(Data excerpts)
START

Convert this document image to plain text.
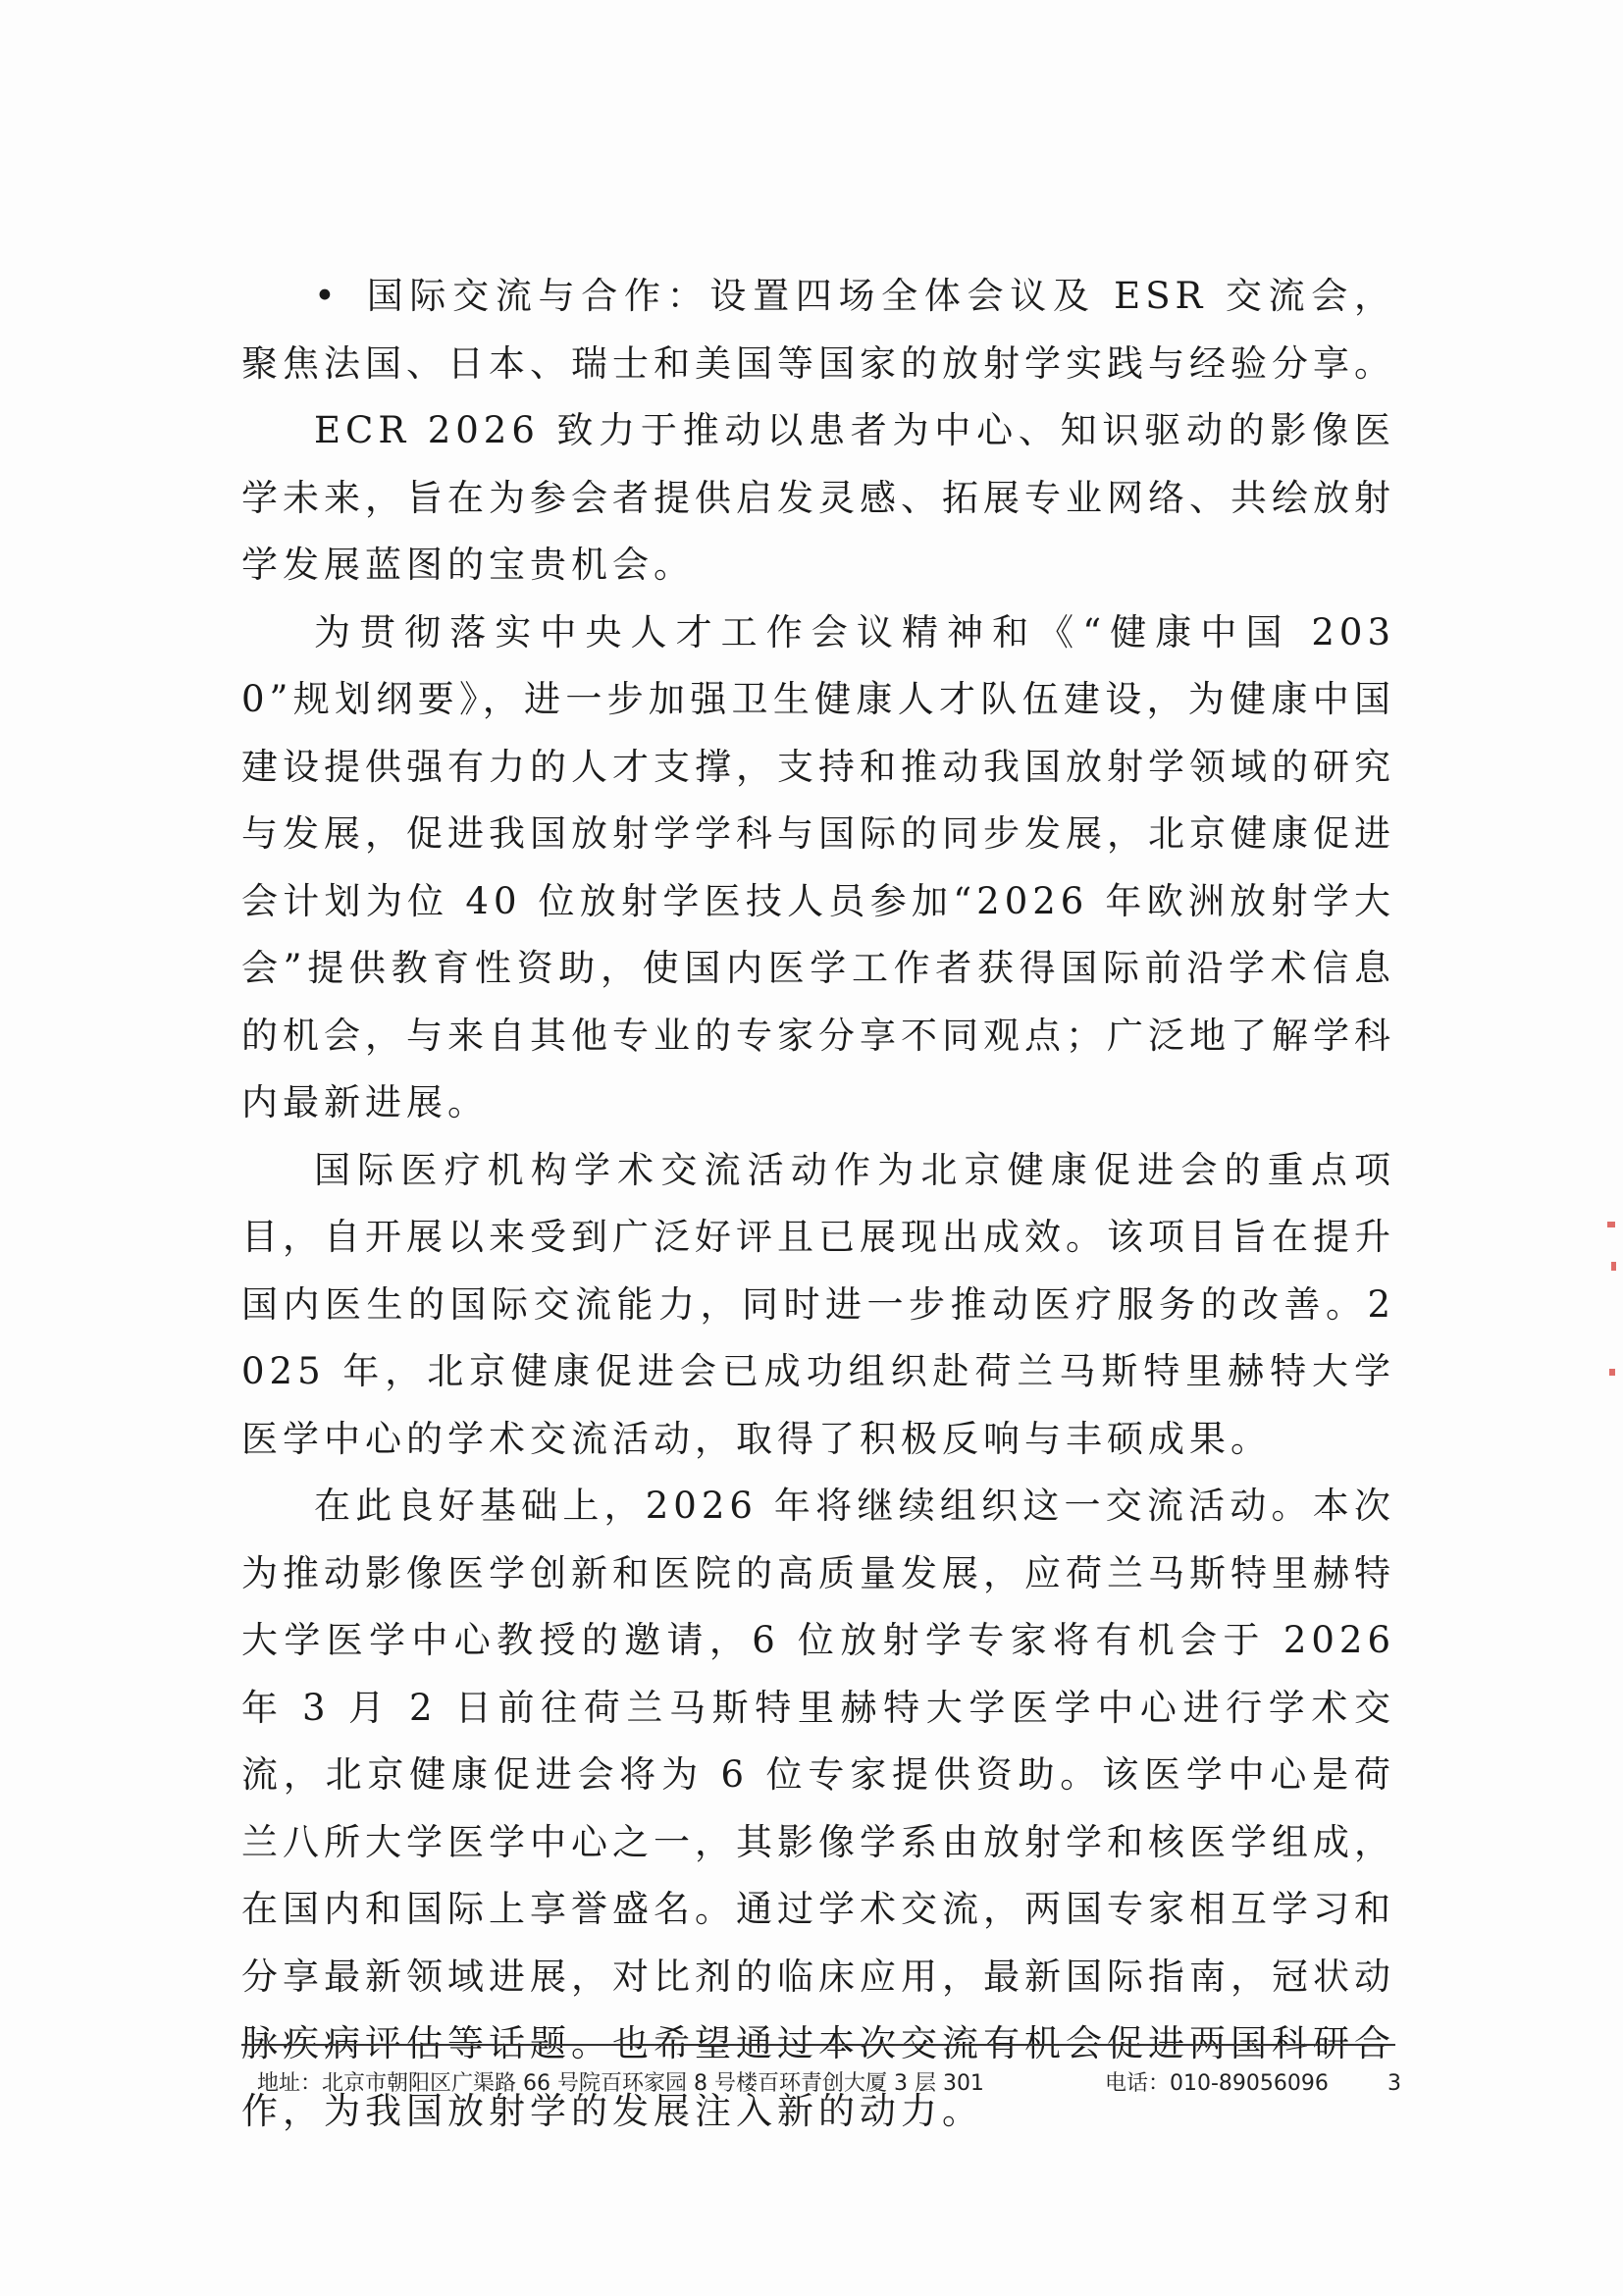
• 国际交流与合作：设置四场全体会议及 ESR 交流会，聚焦法国、日本、瑞士和美国等国家的放射学实践与经验分享。

ECR 2026 致力于推动以患者为中心、知识驱动的影像医学未来，旨在为参会者提供启发灵感、拓展专业网络、共绘放射学发展蓝图的宝贵机会。

为贯彻落实中央人才工作会议精神和《“健康中国 2030”规划纲要》，进一步加强卫生健康人才队伍建设，为健康中国建设提供强有力的人才支撑，支持和推动我国放射学领域的研究与发展，促进我国放射学学科与国际的同步发展，北京健康促进会计划为位 40 位放射学医技人员参加“2026 年欧洲放射学大会”提供教育性资助，使国内医学工作者获得国际前沿学术信息的机会，与来自其他专业的专家分享不同观点；广泛地了解学科内最新进展。

国际医疗机构学术交流活动作为北京健康促进会的重点项目，自开展以来受到广泛好评且已展现出成效。该项目旨在提升国内医生的国际交流能力，同时进一步推动医疗服务的改善。2025 年，北京健康促进会已成功组织赴荷兰马斯特里赫特大学医学中心的学术交流活动，取得了积极反响与丰硕成果。

在此良好基础上，2026 年将继续组织这一交流活动。本次为推动影像医学创新和医院的高质量发展，应荷兰马斯特里赫特大学医学中心教授的邀请，6 位放射学专家将有机会于 2026 年 3 月 2 日前往荷兰马斯特里赫特大学医学中心进行学术交流，北京健康促进会将为 6 位专家提供资助。该医学中心是荷兰八所大学医学中心之一，其影像学系由放射学和核医学组成，在国内和国际上享誉盛名。通过学术交流，两国专家相互学习和分享最新领域进展，对比剂的临床应用，最新国际指南，冠状动脉疾病评估等话题。也希望通过本次交流有机会促进两国科研合作，为我国放射学的发展注入新的动力。

地址：北京市朝阳区广渠路 66 号院百环家园 8 号楼百环青创大厦 3 层 301	电话：010-89056096	3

END

**To do**
From the data above, write out everything exactly except the pictures.

**Result of the task**
Convert this document image to plain text.
• 国际交流与合作：设置四场全体会议及 ESR 交流会，聚焦法国、日本、瑞士和美国等国家的放射学实践与经验分享。

ECR 2026 致力于推动以患者为中心、知识驱动的影像医学未来，旨在为参会者提供启发灵感、拓展专业网络、共绘放射学发展蓝图的宝贵机会。

为贯彻落实中央人才工作会议精神和《“健康中国 2030”规划纲要》，进一步加强卫生健康人才队伍建设，为健康中国建设提供强有力的人才支撑，支持和推动我国放射学领域的研究与发展，促进我国放射学学科与国际的同步发展，北京健康促进会计划为位 40 位放射学医技人员参加“2026 年欧洲放射学大会”提供教育性资助，使国内医学工作者获得国际前沿学术信息的机会，与来自其他专业的专家分享不同观点；广泛地了解学科内最新进展。

国际医疗机构学术交流活动作为北京健康促进会的重点项目，自开展以来受到广泛好评且已展现出成效。该项目旨在提升国内医生的国际交流能力，同时进一步推动医疗服务的改善。2025 年，北京健康促进会已成功组织赴荷兰马斯特里赫特大学医学中心的学术交流活动，取得了积极反响与丰硕成果。

在此良好基础上，2026 年将继续组织这一交流活动。本次为推动影像医学创新和医院的高质量发展，应荷兰马斯特里赫特大学医学中心教授的邀请，6 位放射学专家将有机会于 2026 年 3 月 2 日前往荷兰马斯特里赫特大学医学中心进行学术交流，北京健康促进会将为 6 位专家提供资助。该医学中心是荷兰八所大学医学中心之一，其影像学系由放射学和核医学组成，在国内和国际上享誉盛名。通过学术交流，两国专家相互学习和分享最新领域进展，对比剂的临床应用，最新国际指南，冠状动脉疾病评估等话题。也希望通过本次交流有机会促进两国科研合作，为我国放射学的发展注入新的动力。

地址：北京市朝阳区广渠路 66 号院百环家园 8 号楼百环青创大厦 3 层 301	电话：010-89056096	3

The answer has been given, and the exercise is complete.